* _WHAT THE TASK REQUIRES_: Copy every line in the records below that contains the word "Extract".

* _GIVEN DATA_:
↓

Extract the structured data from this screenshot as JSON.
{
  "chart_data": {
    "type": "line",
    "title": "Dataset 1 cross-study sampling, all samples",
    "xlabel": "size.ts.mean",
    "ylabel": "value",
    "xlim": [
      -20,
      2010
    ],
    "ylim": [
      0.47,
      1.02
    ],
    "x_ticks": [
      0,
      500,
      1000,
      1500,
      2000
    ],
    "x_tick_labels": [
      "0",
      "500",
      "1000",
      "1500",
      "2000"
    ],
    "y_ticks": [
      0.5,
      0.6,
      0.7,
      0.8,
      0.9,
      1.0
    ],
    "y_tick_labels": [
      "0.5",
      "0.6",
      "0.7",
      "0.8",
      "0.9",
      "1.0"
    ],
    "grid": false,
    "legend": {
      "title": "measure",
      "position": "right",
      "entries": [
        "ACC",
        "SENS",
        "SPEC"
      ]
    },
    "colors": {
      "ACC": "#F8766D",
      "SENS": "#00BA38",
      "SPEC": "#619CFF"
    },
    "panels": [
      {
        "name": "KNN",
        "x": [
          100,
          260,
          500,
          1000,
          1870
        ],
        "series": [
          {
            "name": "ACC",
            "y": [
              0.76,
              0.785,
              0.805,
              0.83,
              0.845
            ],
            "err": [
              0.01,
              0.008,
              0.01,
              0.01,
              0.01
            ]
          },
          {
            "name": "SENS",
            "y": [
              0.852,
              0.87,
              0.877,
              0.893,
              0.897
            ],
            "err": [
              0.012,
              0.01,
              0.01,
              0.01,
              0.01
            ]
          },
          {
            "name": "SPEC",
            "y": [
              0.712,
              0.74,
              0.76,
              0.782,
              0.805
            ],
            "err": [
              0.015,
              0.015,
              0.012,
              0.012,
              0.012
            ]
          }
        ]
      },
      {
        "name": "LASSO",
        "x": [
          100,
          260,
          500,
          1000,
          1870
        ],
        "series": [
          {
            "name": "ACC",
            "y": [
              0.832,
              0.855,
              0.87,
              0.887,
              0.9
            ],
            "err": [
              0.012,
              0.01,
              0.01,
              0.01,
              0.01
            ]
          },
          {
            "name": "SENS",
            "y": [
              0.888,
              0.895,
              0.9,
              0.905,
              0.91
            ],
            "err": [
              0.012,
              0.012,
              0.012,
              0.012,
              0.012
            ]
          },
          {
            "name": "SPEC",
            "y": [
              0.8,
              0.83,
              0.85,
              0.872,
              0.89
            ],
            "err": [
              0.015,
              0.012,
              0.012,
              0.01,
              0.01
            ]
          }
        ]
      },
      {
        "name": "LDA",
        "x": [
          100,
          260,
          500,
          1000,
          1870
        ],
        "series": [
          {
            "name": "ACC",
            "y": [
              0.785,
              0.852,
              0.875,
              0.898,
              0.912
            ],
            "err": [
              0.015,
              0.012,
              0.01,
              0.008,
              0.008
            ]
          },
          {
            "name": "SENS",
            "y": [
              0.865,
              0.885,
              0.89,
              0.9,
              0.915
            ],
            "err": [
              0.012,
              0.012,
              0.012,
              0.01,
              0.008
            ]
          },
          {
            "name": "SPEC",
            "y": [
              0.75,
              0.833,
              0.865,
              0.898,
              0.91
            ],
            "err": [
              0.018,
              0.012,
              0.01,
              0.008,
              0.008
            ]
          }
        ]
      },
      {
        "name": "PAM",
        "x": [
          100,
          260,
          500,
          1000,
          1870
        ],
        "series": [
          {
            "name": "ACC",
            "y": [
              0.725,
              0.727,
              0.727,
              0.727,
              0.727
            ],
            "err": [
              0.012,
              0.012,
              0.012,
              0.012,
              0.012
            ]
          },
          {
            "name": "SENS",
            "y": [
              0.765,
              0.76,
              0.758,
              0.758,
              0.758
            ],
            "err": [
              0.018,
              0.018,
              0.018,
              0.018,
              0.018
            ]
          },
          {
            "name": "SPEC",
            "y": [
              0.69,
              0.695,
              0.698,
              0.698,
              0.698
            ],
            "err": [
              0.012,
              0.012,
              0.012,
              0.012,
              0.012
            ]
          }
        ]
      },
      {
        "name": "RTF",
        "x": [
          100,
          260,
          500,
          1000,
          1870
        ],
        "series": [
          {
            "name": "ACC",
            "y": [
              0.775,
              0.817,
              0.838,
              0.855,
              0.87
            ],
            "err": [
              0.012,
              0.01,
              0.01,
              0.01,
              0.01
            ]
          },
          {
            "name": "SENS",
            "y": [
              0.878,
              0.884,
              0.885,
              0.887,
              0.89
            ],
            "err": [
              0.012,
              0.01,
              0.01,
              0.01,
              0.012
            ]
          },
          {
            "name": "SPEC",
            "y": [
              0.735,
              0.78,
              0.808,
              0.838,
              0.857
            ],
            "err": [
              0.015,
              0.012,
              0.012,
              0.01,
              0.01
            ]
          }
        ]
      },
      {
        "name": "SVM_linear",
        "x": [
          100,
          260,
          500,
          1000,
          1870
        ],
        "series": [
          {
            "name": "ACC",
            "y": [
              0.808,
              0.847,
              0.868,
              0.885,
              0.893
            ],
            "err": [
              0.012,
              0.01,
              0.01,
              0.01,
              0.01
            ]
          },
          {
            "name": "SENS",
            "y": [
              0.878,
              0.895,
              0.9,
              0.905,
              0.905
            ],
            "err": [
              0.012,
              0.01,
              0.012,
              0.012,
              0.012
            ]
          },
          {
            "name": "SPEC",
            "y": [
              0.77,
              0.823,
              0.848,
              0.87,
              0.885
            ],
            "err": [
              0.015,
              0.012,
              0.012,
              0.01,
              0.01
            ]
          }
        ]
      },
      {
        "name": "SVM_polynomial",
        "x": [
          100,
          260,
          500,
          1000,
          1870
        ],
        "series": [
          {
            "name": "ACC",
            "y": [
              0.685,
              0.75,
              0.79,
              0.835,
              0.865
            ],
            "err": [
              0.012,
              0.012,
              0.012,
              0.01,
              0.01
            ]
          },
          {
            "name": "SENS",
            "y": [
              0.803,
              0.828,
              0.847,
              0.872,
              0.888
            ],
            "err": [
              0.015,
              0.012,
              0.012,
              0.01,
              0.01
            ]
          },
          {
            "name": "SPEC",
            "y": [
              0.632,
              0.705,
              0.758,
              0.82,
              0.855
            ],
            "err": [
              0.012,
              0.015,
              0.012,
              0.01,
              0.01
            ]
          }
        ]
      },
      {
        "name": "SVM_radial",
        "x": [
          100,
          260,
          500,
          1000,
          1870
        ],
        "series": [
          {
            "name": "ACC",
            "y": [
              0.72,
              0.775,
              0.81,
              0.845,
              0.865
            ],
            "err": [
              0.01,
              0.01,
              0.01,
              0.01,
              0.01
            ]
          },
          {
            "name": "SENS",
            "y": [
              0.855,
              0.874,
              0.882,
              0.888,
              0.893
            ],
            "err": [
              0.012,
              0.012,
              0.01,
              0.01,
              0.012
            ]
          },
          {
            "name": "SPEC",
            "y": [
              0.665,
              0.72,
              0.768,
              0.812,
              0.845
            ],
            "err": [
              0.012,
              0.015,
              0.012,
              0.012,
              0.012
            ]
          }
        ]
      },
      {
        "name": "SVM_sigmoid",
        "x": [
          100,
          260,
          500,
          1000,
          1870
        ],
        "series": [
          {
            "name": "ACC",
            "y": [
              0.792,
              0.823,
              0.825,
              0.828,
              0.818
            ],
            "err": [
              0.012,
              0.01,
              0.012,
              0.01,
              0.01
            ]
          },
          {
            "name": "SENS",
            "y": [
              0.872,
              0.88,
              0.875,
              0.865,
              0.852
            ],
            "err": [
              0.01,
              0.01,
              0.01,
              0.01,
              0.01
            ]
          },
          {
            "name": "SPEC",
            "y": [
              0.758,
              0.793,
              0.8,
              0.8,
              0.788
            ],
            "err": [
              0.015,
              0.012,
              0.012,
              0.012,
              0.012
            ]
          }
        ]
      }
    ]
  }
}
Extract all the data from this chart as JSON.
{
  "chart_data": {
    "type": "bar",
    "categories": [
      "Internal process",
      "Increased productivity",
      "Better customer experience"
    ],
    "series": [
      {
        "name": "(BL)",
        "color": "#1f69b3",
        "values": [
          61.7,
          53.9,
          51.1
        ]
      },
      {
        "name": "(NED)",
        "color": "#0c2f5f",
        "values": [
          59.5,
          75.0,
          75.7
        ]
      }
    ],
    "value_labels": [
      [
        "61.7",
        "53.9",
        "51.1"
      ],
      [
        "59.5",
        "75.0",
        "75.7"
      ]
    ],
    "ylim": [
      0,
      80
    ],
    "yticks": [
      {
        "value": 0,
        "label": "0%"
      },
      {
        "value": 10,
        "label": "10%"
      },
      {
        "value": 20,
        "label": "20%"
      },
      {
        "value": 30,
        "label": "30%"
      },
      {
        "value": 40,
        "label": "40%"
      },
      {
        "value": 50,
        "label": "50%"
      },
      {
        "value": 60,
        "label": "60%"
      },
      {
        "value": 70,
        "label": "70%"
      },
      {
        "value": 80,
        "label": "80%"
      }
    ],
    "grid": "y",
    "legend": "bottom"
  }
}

↑

* _THE SOLUTION_:
Extract the structured data from this screenshot as JSON.
Extract all the data from this chart as JSON.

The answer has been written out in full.